EXERCISE DIRECTIONS:
List all lines of the data that include the string "this".

Collected data entries:
• • •

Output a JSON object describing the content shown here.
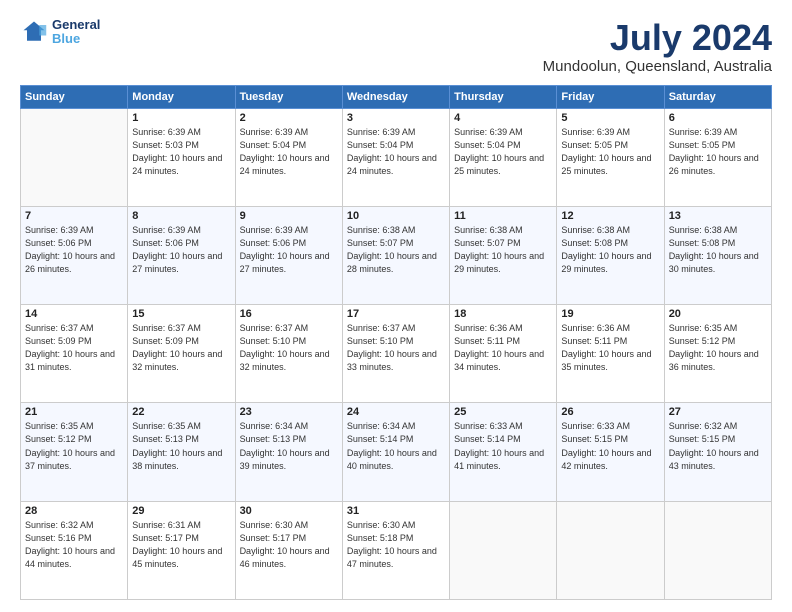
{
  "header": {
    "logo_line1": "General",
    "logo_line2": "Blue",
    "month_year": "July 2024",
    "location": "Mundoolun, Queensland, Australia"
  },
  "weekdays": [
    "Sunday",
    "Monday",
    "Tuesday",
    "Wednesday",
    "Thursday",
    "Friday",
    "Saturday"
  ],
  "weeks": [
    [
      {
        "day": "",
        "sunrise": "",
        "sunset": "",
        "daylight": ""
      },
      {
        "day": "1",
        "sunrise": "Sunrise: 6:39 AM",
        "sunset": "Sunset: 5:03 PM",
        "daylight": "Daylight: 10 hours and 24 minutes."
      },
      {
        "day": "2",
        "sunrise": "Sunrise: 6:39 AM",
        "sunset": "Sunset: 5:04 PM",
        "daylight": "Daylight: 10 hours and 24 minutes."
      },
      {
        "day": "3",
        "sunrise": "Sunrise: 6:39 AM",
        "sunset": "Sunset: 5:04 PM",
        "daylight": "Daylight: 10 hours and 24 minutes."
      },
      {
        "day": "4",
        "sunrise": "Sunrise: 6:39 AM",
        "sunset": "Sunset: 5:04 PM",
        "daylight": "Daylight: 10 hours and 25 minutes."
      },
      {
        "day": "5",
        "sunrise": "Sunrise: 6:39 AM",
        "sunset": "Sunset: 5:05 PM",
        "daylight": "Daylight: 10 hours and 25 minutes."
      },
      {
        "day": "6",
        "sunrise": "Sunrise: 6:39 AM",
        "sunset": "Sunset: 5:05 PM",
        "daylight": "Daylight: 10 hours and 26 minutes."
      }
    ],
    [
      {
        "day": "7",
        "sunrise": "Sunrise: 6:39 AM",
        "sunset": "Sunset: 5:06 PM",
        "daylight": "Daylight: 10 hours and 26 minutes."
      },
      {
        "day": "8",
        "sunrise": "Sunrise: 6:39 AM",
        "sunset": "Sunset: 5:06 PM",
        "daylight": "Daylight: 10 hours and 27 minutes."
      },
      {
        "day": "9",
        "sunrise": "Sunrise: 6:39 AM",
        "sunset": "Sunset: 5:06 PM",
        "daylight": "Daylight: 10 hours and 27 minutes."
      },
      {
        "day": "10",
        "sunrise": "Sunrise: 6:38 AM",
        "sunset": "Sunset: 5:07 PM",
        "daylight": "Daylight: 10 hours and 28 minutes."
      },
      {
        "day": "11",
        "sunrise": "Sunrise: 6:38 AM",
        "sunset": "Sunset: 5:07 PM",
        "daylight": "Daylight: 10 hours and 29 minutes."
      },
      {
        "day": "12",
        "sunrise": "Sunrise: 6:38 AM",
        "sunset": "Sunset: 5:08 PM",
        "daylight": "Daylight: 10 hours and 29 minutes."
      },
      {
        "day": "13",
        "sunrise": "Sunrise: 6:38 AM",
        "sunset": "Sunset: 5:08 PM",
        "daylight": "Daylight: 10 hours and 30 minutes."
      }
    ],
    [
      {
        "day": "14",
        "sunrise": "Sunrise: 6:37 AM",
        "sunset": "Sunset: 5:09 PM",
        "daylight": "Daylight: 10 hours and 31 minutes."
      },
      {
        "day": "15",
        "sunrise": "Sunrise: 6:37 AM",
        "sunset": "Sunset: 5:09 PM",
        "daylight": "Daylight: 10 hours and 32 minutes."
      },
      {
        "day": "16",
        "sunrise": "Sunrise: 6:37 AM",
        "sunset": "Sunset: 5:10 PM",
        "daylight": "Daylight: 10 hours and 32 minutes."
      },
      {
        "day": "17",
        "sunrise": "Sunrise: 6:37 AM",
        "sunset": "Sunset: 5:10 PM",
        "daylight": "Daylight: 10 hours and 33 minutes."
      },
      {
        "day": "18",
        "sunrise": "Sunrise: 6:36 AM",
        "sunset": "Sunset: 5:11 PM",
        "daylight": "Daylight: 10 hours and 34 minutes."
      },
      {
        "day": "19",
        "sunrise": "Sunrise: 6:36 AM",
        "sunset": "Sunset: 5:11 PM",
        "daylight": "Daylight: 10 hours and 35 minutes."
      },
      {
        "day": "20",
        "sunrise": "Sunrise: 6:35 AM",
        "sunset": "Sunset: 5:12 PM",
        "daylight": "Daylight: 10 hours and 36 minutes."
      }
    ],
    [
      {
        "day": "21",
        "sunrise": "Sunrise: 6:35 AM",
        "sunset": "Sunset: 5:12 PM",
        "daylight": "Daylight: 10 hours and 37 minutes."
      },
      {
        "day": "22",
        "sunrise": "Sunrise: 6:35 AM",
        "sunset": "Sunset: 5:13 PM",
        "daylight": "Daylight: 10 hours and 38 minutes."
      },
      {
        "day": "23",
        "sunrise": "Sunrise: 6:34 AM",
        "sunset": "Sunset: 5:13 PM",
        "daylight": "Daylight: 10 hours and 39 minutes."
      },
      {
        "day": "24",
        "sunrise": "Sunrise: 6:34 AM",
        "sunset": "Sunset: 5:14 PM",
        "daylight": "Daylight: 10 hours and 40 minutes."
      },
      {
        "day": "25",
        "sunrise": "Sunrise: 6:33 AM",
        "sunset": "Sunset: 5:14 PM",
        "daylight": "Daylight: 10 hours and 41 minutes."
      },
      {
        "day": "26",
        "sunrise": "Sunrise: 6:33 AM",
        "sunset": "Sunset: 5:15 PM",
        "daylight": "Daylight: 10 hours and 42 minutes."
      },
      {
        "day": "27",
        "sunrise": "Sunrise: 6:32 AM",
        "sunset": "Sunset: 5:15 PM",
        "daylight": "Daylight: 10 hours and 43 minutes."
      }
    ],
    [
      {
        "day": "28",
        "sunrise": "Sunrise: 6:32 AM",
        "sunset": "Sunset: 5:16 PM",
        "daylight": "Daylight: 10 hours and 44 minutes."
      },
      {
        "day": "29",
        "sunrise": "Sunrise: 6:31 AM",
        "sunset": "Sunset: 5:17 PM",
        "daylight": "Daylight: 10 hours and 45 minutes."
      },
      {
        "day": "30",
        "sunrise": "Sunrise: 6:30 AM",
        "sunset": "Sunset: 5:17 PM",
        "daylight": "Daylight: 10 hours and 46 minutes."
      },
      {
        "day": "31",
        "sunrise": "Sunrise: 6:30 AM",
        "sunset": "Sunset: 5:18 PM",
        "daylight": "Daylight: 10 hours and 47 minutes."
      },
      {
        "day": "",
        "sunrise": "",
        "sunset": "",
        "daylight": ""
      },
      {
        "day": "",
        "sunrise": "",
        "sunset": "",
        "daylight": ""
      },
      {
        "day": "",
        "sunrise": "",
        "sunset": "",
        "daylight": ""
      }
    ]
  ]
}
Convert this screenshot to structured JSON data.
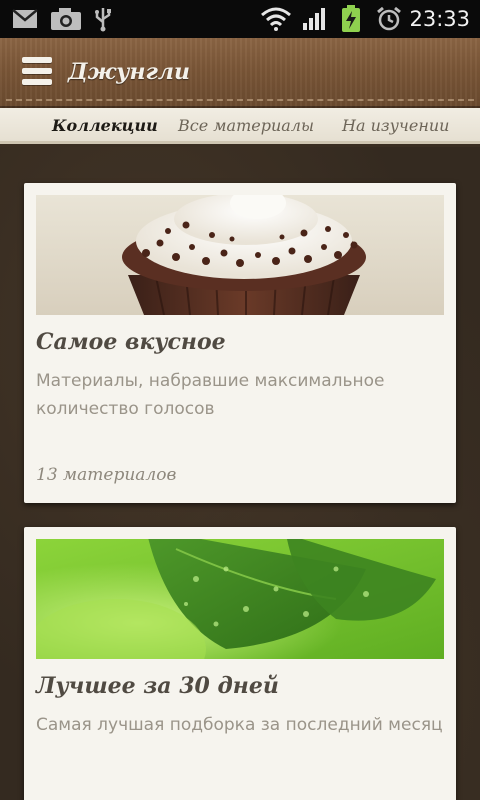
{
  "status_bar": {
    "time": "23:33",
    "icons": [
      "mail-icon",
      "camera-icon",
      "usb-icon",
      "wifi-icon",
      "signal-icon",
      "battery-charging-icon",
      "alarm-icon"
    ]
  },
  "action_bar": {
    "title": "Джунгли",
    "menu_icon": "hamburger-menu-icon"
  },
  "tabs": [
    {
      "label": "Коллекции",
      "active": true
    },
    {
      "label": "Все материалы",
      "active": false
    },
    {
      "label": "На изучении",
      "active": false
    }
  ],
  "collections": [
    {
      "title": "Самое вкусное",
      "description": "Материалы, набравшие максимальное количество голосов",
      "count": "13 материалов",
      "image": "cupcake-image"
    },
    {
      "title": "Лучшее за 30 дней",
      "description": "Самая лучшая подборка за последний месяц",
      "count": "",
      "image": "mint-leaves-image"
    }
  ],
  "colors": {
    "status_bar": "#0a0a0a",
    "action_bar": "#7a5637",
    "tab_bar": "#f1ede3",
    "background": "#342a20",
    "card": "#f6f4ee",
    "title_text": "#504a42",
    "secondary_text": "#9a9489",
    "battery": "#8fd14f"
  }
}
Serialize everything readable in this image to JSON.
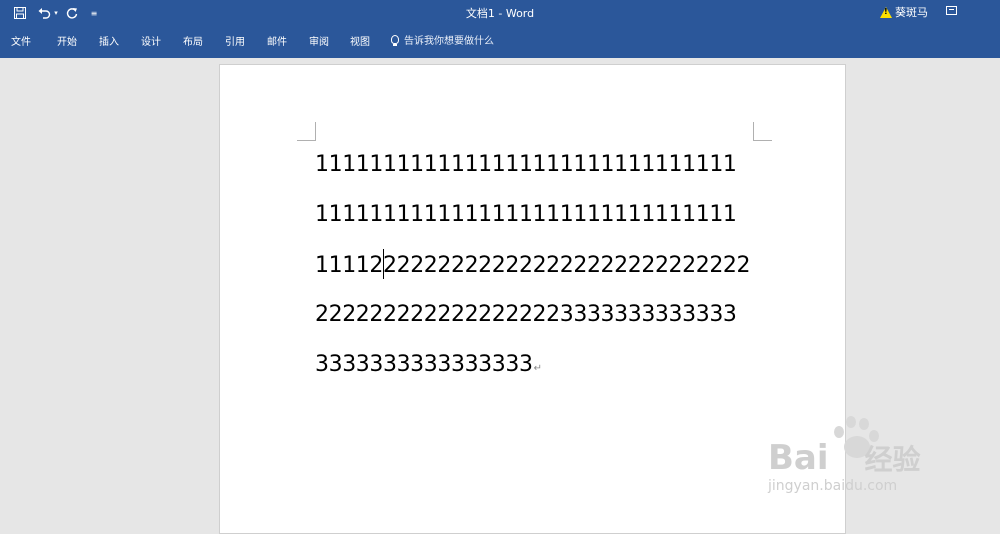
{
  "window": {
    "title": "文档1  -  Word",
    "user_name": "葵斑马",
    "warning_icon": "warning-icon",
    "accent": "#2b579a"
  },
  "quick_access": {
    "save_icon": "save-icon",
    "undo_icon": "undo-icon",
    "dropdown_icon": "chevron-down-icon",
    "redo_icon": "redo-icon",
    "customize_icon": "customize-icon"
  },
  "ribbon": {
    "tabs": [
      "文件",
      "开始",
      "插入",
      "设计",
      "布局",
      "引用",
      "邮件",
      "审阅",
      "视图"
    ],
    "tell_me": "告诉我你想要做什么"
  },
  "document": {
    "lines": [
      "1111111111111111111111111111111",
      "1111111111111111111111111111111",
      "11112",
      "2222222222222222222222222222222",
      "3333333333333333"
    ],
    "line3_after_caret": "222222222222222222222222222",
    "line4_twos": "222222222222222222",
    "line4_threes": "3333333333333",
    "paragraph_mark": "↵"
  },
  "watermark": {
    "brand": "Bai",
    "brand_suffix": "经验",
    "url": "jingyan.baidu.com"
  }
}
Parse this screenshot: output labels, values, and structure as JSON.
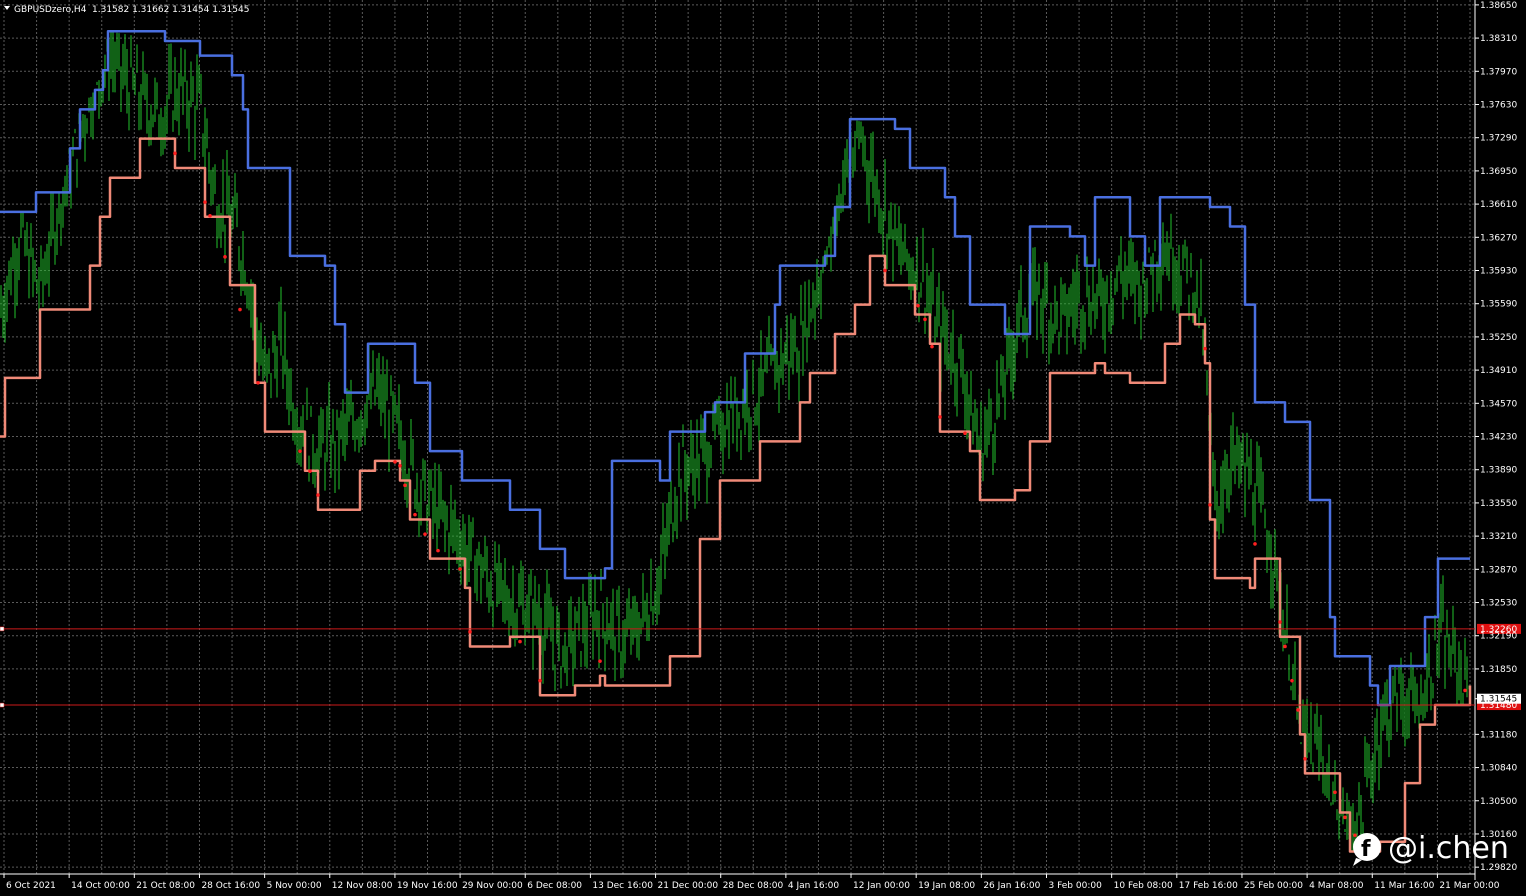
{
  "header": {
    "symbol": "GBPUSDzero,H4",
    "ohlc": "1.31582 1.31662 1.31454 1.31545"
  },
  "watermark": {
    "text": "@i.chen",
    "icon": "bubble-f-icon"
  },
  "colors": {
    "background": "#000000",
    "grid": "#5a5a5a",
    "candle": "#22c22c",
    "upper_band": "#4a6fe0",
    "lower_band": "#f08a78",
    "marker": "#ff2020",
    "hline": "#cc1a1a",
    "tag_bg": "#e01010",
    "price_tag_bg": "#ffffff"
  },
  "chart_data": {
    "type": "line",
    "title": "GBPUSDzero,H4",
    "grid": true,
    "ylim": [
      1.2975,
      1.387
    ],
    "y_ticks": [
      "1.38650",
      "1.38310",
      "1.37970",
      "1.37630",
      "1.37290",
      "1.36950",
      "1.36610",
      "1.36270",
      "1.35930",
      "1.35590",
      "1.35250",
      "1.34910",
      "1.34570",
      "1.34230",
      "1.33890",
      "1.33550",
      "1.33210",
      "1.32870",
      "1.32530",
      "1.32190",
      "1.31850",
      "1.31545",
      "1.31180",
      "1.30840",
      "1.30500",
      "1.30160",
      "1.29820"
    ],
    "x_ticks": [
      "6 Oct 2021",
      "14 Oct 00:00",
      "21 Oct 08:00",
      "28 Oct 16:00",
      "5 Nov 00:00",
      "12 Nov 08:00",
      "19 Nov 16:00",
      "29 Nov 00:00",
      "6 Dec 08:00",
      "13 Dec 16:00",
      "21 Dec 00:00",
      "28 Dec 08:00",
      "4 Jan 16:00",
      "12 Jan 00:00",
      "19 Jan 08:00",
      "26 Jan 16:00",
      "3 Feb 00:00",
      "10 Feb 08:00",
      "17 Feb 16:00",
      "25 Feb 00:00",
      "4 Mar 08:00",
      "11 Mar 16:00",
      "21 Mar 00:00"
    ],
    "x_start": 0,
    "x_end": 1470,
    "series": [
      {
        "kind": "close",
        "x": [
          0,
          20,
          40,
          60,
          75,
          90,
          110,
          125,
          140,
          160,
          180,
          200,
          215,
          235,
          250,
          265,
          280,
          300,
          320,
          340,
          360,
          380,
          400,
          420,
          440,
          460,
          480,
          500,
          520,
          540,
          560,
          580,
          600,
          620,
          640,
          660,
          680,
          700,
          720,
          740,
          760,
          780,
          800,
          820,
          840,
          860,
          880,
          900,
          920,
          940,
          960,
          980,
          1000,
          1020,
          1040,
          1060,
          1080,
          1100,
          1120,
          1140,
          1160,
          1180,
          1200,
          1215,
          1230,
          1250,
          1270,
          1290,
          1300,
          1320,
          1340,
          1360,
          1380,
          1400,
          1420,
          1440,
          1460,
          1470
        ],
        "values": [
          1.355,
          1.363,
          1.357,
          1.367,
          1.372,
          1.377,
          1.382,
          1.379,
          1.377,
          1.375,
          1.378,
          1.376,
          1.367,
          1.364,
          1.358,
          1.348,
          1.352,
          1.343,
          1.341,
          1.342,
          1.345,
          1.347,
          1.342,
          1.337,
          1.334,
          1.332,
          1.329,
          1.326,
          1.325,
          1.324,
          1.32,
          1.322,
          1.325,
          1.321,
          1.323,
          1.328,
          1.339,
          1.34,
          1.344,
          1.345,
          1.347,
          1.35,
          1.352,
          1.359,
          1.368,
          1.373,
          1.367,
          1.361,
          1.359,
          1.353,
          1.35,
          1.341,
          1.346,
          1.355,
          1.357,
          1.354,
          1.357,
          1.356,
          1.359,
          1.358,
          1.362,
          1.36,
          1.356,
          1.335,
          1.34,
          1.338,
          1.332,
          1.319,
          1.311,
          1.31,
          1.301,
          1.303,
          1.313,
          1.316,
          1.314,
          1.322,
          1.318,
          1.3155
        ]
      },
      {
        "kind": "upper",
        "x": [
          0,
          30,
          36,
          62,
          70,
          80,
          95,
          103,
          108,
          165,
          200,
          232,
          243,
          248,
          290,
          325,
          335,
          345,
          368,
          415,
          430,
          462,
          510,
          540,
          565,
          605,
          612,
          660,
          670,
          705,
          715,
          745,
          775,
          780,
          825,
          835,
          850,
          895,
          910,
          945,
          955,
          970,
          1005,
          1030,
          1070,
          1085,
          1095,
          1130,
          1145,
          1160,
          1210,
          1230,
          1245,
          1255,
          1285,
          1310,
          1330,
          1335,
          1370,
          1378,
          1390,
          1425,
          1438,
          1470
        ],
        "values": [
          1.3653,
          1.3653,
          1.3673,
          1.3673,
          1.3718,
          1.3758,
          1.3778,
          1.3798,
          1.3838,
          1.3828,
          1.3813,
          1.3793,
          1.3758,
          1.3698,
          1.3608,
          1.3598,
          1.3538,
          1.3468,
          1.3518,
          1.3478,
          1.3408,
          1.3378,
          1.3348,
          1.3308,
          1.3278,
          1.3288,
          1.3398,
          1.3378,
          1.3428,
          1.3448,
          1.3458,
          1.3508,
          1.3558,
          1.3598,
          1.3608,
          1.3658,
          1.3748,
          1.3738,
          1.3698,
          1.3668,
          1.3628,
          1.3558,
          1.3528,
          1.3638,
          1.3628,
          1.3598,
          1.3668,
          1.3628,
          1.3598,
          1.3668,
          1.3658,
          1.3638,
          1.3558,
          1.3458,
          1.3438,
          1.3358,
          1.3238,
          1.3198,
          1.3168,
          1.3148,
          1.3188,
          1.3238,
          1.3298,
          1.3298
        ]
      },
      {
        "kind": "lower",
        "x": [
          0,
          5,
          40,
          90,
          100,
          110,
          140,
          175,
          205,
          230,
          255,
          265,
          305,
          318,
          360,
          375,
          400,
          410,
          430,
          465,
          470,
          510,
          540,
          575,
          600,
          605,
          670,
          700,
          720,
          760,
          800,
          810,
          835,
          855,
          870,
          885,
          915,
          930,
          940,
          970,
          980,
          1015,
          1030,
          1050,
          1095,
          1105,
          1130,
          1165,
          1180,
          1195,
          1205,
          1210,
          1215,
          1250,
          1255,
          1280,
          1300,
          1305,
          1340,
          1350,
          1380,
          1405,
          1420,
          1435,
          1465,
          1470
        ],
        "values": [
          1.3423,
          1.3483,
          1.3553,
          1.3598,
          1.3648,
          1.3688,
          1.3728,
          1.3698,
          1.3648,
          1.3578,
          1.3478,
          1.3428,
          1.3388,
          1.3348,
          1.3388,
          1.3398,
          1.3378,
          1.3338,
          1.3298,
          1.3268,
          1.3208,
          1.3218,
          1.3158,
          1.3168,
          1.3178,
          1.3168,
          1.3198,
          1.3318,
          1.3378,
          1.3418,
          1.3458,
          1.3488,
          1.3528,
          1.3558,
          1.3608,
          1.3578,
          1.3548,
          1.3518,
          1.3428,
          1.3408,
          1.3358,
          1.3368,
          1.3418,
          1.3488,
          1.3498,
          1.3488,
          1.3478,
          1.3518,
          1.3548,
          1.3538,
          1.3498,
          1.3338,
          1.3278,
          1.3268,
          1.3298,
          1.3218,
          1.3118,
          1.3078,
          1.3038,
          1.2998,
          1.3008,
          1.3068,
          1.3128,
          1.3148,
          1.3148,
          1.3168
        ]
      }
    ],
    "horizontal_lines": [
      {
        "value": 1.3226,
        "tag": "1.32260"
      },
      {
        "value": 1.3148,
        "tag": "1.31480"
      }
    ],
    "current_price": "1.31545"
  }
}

• • •

RESULT BELOW:
Convert this screenshot to structured JSON data.
Serialize everything readable in this image to JSON.
Parse this screenshot: output labels, values, and structure as JSON.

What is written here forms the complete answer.